Aim of the task
Go through the records and show each line where the word "cancellation" occurs.

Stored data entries

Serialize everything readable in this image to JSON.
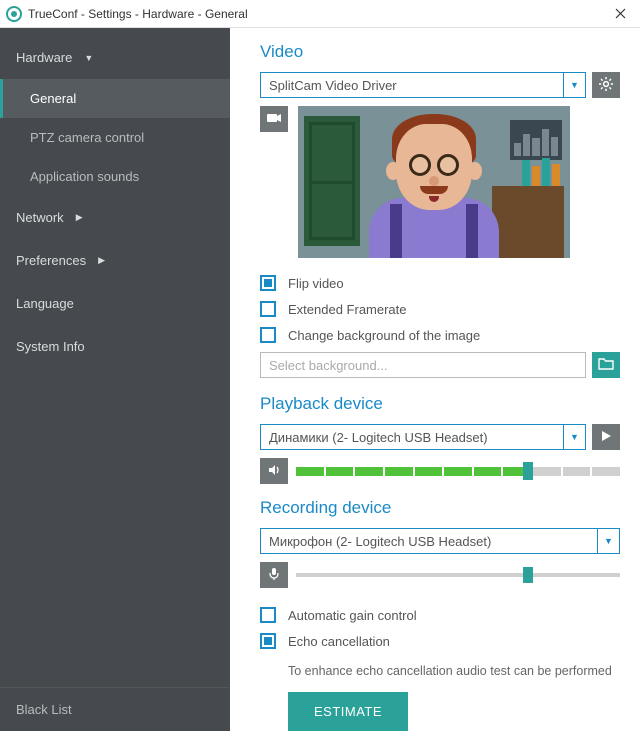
{
  "titlebar": {
    "title": "TrueConf - Settings - Hardware - General"
  },
  "sidebar": {
    "hardware": {
      "label": "Hardware",
      "items": [
        {
          "label": "General",
          "active": true
        },
        {
          "label": "PTZ camera control",
          "active": false
        },
        {
          "label": "Application sounds",
          "active": false
        }
      ]
    },
    "network": {
      "label": "Network"
    },
    "preferences": {
      "label": "Preferences"
    },
    "language": {
      "label": "Language"
    },
    "system_info": {
      "label": "System Info"
    },
    "blacklist": {
      "label": "Black List"
    }
  },
  "video": {
    "title": "Video",
    "device": "SplitCam Video Driver",
    "flip": {
      "label": "Flip video",
      "checked": true
    },
    "extended": {
      "label": "Extended Framerate",
      "checked": false
    },
    "change_bg": {
      "label": "Change background of the image",
      "checked": false
    },
    "bg_placeholder": "Select background..."
  },
  "playback": {
    "title": "Playback device",
    "device": "Динамики (2- Logitech USB Headset)",
    "level_percent": 70
  },
  "recording": {
    "title": "Recording device",
    "device": "Микрофон (2- Logitech USB Headset)",
    "level_percent": 70,
    "agc": {
      "label": "Automatic gain control",
      "checked": false
    },
    "echo": {
      "label": "Echo cancellation",
      "checked": true
    },
    "hint": "To enhance echo cancellation audio test can be performed",
    "estimate_label": "ESTIMATE"
  }
}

Written answer
      "label": "Echo cancellation",
    "hint": "To enhance echo cancellation audio test can be performed",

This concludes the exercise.